(WHAT YOU NEED TO DO): Read through the data and report every line in which the word "progress" occurs.

(TASK MATERIAL):

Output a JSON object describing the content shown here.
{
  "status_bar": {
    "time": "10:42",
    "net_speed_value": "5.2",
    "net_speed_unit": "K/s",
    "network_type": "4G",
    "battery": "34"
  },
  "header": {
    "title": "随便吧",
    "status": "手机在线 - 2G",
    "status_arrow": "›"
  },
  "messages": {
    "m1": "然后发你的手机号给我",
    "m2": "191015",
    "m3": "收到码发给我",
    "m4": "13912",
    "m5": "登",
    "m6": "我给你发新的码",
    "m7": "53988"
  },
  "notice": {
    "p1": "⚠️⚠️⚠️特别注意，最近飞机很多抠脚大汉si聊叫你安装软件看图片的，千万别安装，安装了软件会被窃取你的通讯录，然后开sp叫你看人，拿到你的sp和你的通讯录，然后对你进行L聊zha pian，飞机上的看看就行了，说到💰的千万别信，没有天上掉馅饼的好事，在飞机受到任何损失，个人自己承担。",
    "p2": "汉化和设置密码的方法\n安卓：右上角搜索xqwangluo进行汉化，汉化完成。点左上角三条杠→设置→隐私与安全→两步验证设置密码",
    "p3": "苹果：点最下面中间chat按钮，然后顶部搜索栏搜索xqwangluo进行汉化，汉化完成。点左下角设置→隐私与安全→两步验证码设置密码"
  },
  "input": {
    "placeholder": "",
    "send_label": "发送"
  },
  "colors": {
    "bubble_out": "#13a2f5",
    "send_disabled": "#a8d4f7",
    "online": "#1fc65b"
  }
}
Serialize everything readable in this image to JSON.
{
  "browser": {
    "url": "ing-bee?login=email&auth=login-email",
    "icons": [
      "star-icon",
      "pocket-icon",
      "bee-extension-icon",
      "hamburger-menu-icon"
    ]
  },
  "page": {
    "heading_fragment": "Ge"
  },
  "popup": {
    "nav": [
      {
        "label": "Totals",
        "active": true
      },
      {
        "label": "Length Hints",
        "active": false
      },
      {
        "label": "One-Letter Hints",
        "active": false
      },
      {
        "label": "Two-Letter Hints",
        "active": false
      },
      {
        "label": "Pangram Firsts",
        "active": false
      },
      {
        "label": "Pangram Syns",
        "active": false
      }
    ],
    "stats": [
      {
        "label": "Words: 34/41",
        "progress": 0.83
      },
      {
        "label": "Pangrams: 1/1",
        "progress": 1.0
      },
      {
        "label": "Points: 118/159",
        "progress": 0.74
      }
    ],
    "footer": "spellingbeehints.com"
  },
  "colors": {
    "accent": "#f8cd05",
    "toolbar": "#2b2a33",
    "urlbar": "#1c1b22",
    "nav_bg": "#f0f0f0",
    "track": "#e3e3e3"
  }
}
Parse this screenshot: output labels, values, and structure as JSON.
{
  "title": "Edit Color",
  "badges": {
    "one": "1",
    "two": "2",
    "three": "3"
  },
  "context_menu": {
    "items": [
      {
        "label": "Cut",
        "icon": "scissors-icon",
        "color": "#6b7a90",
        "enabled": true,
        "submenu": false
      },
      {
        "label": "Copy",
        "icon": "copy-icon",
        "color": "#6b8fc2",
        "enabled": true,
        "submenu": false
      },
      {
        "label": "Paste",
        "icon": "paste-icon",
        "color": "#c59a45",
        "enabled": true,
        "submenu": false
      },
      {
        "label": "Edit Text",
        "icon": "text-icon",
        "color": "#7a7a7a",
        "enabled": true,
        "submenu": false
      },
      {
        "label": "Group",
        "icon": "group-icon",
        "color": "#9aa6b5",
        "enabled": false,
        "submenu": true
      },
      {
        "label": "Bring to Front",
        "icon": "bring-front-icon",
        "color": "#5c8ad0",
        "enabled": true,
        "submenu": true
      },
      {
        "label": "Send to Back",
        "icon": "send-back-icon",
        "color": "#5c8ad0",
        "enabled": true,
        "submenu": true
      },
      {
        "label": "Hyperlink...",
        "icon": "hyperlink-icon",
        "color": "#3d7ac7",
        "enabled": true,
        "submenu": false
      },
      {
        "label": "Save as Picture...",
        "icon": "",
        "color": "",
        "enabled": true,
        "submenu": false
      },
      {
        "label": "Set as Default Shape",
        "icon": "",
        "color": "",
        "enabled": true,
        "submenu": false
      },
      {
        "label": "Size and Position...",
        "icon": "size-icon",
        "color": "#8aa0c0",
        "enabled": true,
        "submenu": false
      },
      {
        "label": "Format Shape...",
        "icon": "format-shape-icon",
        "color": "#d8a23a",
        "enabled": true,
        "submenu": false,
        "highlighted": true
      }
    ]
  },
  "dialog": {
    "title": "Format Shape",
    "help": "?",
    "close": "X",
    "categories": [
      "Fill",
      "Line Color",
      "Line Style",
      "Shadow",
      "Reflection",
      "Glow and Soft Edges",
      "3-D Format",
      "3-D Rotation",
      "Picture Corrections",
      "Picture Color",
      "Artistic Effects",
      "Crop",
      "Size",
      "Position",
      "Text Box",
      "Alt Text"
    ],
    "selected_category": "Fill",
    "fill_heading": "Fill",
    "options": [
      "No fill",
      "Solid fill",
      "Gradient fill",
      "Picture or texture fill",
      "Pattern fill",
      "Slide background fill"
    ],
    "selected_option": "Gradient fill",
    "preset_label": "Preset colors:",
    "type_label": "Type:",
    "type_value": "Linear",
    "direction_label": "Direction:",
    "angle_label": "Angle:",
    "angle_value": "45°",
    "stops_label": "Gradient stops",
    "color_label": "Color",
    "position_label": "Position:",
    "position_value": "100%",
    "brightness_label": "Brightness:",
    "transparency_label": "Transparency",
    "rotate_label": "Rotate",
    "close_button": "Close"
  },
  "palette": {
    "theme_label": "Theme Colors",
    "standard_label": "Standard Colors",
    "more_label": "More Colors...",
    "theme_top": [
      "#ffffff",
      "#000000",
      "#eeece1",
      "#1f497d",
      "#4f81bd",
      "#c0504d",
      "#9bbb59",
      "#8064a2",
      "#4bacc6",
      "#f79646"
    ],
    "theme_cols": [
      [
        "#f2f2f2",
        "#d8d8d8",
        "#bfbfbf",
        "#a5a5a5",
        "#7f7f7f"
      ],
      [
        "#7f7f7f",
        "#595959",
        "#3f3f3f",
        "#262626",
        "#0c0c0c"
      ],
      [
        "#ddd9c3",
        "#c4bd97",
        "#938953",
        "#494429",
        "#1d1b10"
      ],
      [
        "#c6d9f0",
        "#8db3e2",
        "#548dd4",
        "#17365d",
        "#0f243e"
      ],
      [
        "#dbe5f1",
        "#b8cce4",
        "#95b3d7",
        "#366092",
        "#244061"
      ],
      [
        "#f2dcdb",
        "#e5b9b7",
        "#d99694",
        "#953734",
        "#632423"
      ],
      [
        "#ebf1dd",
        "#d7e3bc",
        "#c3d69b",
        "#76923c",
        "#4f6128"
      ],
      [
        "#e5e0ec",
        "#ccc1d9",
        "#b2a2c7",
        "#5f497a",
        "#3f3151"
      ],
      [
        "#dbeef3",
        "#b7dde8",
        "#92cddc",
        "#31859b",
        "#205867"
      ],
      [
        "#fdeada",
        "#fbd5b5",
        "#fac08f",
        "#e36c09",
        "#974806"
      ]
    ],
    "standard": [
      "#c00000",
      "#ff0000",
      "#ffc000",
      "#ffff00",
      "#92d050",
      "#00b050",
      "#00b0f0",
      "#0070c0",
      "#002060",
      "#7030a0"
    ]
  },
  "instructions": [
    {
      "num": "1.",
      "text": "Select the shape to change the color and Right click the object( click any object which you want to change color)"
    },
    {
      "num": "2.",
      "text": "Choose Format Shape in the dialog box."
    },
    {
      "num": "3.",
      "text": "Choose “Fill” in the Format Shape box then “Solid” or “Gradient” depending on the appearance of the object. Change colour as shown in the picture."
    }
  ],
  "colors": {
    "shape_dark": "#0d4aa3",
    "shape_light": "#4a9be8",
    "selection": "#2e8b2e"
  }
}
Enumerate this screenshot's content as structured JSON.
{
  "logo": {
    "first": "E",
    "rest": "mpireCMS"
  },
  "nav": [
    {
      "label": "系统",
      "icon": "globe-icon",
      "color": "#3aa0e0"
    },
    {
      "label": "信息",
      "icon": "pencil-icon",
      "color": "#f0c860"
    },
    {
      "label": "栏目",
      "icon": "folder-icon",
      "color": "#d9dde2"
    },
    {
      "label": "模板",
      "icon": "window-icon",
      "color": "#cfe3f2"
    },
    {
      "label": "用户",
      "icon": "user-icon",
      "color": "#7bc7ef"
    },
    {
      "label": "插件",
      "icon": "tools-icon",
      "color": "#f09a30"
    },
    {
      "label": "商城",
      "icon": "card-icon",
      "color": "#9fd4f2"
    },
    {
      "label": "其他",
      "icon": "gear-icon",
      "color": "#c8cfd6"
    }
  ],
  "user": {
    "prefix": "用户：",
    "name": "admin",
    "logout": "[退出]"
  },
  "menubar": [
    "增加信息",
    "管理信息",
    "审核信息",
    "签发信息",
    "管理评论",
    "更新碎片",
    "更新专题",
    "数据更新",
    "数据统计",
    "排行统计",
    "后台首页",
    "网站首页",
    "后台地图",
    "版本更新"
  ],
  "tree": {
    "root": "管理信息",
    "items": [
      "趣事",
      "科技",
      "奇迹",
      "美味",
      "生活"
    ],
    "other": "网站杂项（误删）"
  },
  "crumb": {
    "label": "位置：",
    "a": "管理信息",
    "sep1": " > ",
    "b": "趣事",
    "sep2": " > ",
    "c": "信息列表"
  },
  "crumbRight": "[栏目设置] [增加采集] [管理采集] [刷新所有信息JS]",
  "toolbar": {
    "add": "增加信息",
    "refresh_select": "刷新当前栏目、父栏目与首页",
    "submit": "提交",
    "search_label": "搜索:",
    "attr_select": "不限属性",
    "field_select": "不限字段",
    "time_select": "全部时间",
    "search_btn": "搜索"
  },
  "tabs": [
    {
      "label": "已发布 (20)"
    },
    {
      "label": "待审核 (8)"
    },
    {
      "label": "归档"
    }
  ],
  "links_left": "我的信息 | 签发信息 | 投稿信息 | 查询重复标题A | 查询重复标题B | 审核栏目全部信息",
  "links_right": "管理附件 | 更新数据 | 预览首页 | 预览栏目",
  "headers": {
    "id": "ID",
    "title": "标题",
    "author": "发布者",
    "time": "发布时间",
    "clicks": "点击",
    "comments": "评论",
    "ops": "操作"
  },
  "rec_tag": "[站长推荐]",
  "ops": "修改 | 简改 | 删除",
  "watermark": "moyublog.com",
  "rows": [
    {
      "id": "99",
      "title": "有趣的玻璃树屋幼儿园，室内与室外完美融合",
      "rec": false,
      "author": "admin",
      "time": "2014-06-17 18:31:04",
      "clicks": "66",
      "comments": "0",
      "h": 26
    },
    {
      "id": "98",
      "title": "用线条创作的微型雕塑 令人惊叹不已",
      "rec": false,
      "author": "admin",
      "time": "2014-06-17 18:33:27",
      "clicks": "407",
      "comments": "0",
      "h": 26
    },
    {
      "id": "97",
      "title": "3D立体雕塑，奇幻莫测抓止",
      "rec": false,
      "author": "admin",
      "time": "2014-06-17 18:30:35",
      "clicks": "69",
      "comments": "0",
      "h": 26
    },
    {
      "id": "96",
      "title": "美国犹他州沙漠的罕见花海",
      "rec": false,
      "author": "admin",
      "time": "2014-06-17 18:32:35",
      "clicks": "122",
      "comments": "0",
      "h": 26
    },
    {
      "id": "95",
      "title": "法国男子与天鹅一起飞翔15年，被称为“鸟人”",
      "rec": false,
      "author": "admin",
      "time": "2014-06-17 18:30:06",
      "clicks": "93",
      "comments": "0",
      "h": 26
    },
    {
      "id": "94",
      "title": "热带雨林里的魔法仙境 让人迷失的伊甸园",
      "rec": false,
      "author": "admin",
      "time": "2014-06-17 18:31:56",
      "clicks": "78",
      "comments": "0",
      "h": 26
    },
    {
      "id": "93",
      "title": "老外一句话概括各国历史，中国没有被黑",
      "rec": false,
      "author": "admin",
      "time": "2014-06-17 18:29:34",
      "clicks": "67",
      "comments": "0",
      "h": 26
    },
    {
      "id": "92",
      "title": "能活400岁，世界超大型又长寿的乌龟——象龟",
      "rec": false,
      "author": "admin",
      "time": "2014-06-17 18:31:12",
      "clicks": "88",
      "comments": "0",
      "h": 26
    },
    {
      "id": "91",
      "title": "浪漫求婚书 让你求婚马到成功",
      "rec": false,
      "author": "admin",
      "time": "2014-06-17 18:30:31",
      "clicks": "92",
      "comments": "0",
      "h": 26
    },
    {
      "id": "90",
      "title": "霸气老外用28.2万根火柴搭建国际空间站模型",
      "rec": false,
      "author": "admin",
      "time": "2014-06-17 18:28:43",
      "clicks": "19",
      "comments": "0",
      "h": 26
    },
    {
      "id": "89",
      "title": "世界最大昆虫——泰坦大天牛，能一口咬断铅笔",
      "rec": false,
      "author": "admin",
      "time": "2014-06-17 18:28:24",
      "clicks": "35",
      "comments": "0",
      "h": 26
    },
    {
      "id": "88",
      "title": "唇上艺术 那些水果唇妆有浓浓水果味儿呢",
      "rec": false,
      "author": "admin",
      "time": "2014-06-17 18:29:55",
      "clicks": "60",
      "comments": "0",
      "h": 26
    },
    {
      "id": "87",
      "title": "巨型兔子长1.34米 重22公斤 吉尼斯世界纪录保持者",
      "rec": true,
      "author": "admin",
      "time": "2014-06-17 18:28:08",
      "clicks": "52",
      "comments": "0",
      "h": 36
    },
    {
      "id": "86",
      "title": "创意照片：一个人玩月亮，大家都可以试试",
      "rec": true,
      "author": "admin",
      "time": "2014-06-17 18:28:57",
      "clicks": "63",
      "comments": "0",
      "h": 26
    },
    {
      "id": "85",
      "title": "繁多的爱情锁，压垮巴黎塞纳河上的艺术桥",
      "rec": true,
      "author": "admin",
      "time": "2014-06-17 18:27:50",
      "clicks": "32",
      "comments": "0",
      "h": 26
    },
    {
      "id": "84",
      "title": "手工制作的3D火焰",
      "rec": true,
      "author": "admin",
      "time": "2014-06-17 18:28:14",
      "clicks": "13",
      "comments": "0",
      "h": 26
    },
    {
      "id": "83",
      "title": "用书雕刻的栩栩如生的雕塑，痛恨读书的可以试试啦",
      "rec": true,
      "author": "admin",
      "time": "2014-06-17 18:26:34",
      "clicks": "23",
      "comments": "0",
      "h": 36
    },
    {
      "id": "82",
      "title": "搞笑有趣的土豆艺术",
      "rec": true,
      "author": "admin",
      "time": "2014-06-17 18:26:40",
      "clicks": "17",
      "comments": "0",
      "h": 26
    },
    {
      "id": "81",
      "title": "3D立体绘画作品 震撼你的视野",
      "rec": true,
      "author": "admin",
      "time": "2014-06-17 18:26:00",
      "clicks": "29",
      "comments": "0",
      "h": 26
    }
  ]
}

(ANSWER TO THE TASK):
        "progress": 0.83
        "progress": 1.0
        "progress": 0.74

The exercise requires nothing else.